## Description of the task
Search the material below for the string "JSON" and extract each line that has it.

Begin Records shown

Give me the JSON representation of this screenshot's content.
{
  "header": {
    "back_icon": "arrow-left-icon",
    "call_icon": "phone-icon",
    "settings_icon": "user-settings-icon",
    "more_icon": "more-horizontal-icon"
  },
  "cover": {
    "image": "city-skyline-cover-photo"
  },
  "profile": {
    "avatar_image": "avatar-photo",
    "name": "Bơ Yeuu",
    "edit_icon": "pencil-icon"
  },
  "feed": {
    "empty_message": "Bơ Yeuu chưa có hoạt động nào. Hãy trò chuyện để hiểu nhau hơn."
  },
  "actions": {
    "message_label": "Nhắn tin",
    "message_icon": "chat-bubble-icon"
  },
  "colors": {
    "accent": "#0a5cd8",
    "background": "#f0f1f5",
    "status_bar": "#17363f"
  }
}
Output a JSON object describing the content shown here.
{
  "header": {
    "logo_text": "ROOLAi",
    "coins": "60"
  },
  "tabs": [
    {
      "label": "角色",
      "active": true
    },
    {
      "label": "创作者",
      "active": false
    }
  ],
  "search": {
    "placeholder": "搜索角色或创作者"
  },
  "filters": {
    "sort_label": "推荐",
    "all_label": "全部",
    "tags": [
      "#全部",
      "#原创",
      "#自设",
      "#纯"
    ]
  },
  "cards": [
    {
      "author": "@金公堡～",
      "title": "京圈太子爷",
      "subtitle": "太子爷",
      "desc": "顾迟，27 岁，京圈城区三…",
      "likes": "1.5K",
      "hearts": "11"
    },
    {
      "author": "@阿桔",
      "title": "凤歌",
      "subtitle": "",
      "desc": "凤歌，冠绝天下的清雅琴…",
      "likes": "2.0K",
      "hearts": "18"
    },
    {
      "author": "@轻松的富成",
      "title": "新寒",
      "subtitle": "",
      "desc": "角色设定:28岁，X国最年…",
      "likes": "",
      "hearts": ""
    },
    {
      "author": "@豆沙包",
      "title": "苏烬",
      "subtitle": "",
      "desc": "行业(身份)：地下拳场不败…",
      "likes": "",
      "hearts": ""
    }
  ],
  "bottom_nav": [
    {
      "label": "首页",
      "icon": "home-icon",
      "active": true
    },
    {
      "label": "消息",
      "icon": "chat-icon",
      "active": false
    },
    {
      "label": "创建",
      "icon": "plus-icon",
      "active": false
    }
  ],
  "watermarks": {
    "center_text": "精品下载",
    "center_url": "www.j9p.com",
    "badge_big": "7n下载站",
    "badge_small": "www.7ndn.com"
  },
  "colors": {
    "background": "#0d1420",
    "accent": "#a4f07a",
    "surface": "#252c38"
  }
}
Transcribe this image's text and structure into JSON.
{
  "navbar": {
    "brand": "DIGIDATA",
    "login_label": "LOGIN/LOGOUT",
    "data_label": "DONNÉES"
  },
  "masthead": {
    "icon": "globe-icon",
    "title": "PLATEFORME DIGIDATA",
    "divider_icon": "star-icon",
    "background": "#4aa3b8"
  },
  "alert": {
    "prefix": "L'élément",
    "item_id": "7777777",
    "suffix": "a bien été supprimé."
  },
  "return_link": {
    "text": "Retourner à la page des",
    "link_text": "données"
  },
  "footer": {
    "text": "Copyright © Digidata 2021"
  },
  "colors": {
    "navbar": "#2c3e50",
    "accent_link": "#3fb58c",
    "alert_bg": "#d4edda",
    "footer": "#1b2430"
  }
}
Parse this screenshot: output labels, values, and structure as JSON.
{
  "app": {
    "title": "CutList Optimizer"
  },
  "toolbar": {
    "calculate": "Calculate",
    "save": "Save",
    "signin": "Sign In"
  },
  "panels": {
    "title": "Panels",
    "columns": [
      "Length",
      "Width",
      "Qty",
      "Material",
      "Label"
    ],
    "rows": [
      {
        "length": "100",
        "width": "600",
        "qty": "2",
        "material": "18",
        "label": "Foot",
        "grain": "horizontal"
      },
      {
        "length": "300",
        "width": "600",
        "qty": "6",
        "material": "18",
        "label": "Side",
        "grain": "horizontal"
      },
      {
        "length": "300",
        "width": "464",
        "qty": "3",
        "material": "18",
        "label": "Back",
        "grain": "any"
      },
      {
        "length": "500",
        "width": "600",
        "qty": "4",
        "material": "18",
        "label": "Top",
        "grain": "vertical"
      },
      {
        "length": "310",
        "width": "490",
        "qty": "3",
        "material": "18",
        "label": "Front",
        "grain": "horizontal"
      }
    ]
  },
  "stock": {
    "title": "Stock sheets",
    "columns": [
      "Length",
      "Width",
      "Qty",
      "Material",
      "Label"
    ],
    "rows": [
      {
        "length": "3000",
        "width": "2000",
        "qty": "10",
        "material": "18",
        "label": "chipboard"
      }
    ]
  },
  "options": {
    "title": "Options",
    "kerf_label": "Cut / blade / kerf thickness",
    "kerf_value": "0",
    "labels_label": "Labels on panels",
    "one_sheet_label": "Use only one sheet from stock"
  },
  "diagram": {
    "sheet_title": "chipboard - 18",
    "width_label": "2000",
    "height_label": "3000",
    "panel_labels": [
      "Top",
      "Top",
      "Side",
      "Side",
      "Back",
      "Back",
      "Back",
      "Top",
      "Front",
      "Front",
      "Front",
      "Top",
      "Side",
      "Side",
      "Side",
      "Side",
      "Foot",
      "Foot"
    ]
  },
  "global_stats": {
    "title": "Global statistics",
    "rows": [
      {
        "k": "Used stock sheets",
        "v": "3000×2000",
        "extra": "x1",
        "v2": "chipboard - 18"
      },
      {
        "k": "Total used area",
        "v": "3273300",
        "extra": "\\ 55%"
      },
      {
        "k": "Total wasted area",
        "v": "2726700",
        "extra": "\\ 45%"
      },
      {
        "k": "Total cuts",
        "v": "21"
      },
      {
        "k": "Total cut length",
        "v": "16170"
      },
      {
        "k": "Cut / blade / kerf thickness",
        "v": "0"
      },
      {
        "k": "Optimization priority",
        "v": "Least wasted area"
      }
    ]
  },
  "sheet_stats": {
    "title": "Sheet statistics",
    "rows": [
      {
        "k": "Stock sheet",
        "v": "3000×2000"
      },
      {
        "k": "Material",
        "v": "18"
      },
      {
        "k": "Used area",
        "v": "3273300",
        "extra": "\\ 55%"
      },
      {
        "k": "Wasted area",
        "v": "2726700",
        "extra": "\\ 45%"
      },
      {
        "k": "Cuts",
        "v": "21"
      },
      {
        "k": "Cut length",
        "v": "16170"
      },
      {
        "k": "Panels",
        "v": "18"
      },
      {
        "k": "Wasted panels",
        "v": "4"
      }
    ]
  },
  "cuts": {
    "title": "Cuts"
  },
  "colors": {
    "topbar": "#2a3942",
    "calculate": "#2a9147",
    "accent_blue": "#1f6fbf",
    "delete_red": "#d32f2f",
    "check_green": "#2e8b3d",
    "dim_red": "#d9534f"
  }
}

End Records shown

## Output for this exercise
Give me the JSON representation of this screenshot's content.
Output a JSON object describing the content shown here.
Transcribe this image's text and structure into JSON.
Parse this screenshot: output labels, values, and structure as JSON.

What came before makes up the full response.